### [What you will do]
Set down each entry from the block beneath, exactly as written.

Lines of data
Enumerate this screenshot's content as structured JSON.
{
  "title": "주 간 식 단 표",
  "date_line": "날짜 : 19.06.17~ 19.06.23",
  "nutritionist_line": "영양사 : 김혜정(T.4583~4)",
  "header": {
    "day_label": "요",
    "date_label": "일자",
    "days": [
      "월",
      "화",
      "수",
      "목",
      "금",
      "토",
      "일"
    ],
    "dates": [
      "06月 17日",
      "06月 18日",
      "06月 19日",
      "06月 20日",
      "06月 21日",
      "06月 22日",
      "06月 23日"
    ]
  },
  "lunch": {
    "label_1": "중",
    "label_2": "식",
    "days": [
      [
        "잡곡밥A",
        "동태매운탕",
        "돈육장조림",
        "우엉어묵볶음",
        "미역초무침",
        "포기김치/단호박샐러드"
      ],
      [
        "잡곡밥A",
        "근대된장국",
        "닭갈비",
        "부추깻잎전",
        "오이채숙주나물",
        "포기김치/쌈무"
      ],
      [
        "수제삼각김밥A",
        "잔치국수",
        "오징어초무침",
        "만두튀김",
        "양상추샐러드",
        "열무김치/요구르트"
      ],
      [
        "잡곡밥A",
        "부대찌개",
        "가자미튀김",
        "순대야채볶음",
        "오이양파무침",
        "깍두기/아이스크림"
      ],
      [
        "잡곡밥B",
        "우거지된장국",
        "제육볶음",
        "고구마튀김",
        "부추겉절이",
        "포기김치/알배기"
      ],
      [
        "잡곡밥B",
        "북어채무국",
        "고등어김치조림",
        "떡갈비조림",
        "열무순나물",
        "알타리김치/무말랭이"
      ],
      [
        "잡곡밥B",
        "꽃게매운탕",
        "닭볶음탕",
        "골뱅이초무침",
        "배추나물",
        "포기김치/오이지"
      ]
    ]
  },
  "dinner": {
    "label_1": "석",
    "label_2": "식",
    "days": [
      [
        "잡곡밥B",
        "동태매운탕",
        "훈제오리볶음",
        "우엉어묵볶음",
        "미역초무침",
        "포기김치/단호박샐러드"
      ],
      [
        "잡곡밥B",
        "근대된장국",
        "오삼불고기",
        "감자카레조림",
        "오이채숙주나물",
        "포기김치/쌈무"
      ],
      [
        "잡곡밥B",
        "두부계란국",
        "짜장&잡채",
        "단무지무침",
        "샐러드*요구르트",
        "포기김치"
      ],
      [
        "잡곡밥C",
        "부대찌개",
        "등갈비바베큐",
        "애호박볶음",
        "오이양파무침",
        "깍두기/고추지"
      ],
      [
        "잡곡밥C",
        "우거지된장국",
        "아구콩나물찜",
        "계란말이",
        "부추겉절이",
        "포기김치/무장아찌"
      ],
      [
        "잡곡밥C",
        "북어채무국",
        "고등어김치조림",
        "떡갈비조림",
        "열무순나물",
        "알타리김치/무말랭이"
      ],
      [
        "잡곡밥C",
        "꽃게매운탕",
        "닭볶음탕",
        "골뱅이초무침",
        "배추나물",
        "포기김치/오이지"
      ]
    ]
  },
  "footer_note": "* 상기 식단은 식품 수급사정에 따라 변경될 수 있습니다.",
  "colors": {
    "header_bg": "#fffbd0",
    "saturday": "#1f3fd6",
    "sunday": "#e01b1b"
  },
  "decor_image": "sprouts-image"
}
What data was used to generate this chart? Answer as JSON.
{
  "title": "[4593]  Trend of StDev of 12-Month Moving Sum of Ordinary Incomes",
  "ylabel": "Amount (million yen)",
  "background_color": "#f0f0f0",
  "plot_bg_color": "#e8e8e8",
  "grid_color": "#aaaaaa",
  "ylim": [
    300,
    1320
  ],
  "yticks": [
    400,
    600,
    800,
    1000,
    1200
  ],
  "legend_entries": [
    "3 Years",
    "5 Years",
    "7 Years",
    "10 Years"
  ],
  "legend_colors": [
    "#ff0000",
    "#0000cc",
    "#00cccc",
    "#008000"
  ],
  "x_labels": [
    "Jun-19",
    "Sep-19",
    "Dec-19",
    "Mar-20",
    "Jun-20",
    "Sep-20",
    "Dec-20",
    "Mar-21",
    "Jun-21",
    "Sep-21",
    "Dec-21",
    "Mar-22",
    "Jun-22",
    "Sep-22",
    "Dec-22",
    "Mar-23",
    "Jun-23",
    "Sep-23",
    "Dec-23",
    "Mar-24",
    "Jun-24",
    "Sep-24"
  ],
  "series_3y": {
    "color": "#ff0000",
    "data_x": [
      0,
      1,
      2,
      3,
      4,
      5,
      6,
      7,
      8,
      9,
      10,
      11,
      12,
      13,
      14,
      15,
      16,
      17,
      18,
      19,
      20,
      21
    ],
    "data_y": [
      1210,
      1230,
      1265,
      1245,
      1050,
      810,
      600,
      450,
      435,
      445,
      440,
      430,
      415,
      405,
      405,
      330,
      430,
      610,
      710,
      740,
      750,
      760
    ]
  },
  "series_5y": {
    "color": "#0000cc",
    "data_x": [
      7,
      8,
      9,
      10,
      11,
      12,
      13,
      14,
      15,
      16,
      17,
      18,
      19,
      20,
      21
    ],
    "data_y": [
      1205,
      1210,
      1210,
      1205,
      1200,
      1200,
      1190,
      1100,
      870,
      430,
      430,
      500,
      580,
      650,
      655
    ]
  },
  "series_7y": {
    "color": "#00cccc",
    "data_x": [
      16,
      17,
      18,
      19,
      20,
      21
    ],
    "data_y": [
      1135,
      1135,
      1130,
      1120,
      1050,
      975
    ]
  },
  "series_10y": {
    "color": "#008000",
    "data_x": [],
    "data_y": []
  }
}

### [Complete output]
Enumerate this screenshot's content as structured JSON.
{
  "title": "주 간 식 단 표",
  "date_line": "날짜 : 19.06.17~ 19.06.23",
  "nutritionist_line": "영양사 : 김혜정(T.4583~4)",
  "header": {
    "day_label": "요",
    "date_label": "일자",
    "days": [
      "월",
      "화",
      "수",
      "목",
      "금",
      "토",
      "일"
    ],
    "dates": [
      "06月 17日",
      "06月 18日",
      "06月 19日",
      "06月 20日",
      "06月 21日",
      "06月 22日",
      "06月 23日"
    ]
  },
  "lunch": {
    "label_1": "중",
    "label_2": "식",
    "days": [
      [
        "잡곡밥A",
        "동태매운탕",
        "돈육장조림",
        "우엉어묵볶음",
        "미역초무침",
        "포기김치/단호박샐러드"
      ],
      [
        "잡곡밥A",
        "근대된장국",
        "닭갈비",
        "부추깻잎전",
        "오이채숙주나물",
        "포기김치/쌈무"
      ],
      [
        "수제삼각김밥A",
        "잔치국수",
        "오징어초무침",
        "만두튀김",
        "양상추샐러드",
        "열무김치/요구르트"
      ],
      [
        "잡곡밥A",
        "부대찌개",
        "가자미튀김",
        "순대야채볶음",
        "오이양파무침",
        "깍두기/아이스크림"
      ],
      [
        "잡곡밥B",
        "우거지된장국",
        "제육볶음",
        "고구마튀김",
        "부추겉절이",
        "포기김치/알배기"
      ],
      [
        "잡곡밥B",
        "북어채무국",
        "고등어김치조림",
        "떡갈비조림",
        "열무순나물",
        "알타리김치/무말랭이"
      ],
      [
        "잡곡밥B",
        "꽃게매운탕",
        "닭볶음탕",
        "골뱅이초무침",
        "배추나물",
        "포기김치/오이지"
      ]
    ]
  },
  "dinner": {
    "label_1": "석",
    "label_2": "식",
    "days": [
      [
        "잡곡밥B",
        "동태매운탕",
        "훈제오리볶음",
        "우엉어묵볶음",
        "미역초무침",
        "포기김치/단호박샐러드"
      ],
      [
        "잡곡밥B",
        "근대된장국",
        "오삼불고기",
        "감자카레조림",
        "오이채숙주나물",
        "포기김치/쌈무"
      ],
      [
        "잡곡밥B",
        "두부계란국",
        "짜장&잡채",
        "단무지무침",
        "샐러드*요구르트",
        "포기김치"
      ],
      [
        "잡곡밥C",
        "부대찌개",
        "등갈비바베큐",
        "애호박볶음",
        "오이양파무침",
        "깍두기/고추지"
      ],
      [
        "잡곡밥C",
        "우거지된장국",
        "아구콩나물찜",
        "계란말이",
        "부추겉절이",
        "포기김치/무장아찌"
      ],
      [
        "잡곡밥C",
        "북어채무국",
        "고등어김치조림",
        "떡갈비조림",
        "열무순나물",
        "알타리김치/무말랭이"
      ],
      [
        "잡곡밥C",
        "꽃게매운탕",
        "닭볶음탕",
        "골뱅이초무침",
        "배추나물",
        "포기김치/오이지"
      ]
    ]
  },
  "footer_note": "* 상기 식단은 식품 수급사정에 따라 변경될 수 있습니다.",
  "colors": {
    "header_bg": "#fffbd0",
    "saturday": "#1f3fd6",
    "sunday": "#e01b1b"
  },
  "decor_image": "sprouts-image"
}
What data was used to generate this chart? Answer as JSON.
{
  "title": "[4593]  Trend of StDev of 12-Month Moving Sum of Ordinary Incomes",
  "ylabel": "Amount (million yen)",
  "background_color": "#f0f0f0",
  "plot_bg_color": "#e8e8e8",
  "grid_color": "#aaaaaa",
  "ylim": [
    300,
    1320
  ],
  "yticks": [
    400,
    600,
    800,
    1000,
    1200
  ],
  "legend_entries": [
    "3 Years",
    "5 Years",
    "7 Years",
    "10 Years"
  ],
  "legend_colors": [
    "#ff0000",
    "#0000cc",
    "#00cccc",
    "#008000"
  ],
  "x_labels": [
    "Jun-19",
    "Sep-19",
    "Dec-19",
    "Mar-20",
    "Jun-20",
    "Sep-20",
    "Dec-20",
    "Mar-21",
    "Jun-21",
    "Sep-21",
    "Dec-21",
    "Mar-22",
    "Jun-22",
    "Sep-22",
    "Dec-22",
    "Mar-23",
    "Jun-23",
    "Sep-23",
    "Dec-23",
    "Mar-24",
    "Jun-24",
    "Sep-24"
  ],
  "series_3y": {
    "color": "#ff0000",
    "data_x": [
      0,
      1,
      2,
      3,
      4,
      5,
      6,
      7,
      8,
      9,
      10,
      11,
      12,
      13,
      14,
      15,
      16,
      17,
      18,
      19,
      20,
      21
    ],
    "data_y": [
      1210,
      1230,
      1265,
      1245,
      1050,
      810,
      600,
      450,
      435,
      445,
      440,
      430,
      415,
      405,
      405,
      330,
      430,
      610,
      710,
      740,
      750,
      760
    ]
  },
  "series_5y": {
    "color": "#0000cc",
    "data_x": [
      7,
      8,
      9,
      10,
      11,
      12,
      13,
      14,
      15,
      16,
      17,
      18,
      19,
      20,
      21
    ],
    "data_y": [
      1205,
      1210,
      1210,
      1205,
      1200,
      1200,
      1190,
      1100,
      870,
      430,
      430,
      500,
      580,
      650,
      655
    ]
  },
  "series_7y": {
    "color": "#00cccc",
    "data_x": [
      16,
      17,
      18,
      19,
      20,
      21
    ],
    "data_y": [
      1135,
      1135,
      1130,
      1120,
      1050,
      975
    ]
  },
  "series_10y": {
    "color": "#008000",
    "data_x": [],
    "data_y": []
  }
}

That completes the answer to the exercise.